======== Data shown ========
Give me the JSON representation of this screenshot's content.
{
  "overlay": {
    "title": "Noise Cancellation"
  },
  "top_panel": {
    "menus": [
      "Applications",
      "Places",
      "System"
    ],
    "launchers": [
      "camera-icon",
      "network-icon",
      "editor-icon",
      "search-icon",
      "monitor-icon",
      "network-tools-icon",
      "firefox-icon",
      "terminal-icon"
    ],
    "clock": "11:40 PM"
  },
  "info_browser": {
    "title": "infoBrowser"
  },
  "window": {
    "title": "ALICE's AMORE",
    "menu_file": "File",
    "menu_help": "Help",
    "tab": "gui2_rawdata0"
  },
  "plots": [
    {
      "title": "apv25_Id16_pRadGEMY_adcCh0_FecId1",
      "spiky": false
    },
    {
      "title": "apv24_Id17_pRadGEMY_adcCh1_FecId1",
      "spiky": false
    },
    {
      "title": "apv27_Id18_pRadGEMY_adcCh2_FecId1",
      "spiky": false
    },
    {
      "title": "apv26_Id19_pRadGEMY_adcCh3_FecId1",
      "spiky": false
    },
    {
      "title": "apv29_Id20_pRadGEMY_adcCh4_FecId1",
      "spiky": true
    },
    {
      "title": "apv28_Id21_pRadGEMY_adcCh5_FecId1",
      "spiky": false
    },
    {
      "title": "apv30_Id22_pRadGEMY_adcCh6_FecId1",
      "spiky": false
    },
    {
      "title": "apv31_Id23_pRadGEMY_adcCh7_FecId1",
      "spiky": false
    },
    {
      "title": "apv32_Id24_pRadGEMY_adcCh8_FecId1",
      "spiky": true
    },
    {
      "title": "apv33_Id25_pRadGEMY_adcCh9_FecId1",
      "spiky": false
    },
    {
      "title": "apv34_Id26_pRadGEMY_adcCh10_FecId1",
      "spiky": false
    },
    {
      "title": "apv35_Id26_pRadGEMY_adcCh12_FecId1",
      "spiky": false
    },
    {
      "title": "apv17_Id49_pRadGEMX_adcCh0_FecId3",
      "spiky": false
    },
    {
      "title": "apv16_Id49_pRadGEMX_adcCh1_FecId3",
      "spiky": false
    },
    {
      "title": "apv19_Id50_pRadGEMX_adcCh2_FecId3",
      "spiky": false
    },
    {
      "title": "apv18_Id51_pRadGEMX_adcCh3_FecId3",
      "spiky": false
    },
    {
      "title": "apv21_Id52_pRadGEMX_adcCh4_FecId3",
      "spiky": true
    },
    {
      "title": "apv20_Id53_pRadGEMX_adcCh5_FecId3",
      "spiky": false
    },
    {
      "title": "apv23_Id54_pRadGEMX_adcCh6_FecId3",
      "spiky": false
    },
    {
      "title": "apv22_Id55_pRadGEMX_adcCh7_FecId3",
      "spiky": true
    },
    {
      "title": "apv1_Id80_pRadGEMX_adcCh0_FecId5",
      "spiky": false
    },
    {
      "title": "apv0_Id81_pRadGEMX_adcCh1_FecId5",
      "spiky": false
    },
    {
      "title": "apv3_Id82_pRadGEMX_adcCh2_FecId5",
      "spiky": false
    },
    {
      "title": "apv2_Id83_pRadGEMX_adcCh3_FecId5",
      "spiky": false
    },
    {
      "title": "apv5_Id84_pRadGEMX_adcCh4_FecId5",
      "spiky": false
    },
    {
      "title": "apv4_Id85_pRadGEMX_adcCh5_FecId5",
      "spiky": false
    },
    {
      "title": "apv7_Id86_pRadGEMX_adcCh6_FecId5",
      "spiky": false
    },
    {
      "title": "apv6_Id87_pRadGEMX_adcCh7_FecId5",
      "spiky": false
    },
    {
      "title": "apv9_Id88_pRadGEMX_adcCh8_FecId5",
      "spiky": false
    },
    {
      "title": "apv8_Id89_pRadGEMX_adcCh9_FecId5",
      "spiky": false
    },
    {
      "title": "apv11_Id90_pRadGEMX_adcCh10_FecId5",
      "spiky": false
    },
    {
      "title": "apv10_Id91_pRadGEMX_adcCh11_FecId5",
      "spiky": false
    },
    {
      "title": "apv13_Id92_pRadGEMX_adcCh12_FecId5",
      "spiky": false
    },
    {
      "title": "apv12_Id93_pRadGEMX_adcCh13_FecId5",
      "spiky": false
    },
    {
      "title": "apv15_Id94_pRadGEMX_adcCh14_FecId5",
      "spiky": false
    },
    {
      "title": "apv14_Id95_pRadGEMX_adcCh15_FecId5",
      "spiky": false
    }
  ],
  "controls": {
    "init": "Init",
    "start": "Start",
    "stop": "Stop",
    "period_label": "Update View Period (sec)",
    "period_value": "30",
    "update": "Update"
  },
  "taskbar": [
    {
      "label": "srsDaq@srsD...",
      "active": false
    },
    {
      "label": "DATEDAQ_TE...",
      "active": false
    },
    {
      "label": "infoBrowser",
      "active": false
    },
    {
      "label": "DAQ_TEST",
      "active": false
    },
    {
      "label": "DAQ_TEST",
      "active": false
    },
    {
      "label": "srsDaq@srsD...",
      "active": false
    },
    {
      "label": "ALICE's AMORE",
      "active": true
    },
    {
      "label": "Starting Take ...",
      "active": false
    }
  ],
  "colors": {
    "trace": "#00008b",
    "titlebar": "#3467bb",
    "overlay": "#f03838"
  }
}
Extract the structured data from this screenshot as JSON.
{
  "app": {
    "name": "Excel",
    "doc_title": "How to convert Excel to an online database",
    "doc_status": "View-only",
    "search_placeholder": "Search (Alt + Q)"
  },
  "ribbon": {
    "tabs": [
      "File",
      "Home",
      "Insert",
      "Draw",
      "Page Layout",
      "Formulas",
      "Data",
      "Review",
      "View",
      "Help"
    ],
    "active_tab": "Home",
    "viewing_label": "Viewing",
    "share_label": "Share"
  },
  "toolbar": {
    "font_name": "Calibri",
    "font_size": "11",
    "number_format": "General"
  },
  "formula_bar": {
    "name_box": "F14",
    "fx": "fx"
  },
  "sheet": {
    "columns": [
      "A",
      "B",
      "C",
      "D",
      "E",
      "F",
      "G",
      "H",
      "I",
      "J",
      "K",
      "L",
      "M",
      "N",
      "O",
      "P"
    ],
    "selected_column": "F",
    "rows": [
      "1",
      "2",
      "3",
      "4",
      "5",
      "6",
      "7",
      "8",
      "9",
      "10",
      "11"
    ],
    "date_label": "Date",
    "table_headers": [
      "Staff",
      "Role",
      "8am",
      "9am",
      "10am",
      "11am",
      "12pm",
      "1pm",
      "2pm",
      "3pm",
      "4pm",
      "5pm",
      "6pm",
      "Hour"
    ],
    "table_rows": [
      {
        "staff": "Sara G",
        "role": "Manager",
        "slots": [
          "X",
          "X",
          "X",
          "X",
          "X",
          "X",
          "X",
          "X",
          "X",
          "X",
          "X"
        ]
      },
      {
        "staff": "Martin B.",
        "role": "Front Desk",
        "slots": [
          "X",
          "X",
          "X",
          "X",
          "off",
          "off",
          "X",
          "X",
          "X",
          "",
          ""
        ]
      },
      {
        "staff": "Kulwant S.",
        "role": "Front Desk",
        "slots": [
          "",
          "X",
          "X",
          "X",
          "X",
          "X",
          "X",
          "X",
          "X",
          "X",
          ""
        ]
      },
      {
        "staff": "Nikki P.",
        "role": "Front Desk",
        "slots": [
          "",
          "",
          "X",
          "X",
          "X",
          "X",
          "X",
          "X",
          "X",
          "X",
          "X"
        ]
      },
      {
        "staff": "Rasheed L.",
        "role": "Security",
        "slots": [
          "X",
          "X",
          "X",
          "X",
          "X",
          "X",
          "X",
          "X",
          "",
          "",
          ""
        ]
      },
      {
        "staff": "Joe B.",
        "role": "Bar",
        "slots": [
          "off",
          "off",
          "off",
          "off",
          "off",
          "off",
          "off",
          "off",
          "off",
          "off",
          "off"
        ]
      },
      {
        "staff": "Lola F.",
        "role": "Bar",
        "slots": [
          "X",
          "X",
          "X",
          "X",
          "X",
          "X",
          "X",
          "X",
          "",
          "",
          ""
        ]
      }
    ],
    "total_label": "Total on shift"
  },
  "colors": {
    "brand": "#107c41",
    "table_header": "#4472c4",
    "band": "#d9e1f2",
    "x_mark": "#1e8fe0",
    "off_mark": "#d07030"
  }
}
========
Counting only lines of the data above that hold "Update", report the total and nothing else.

2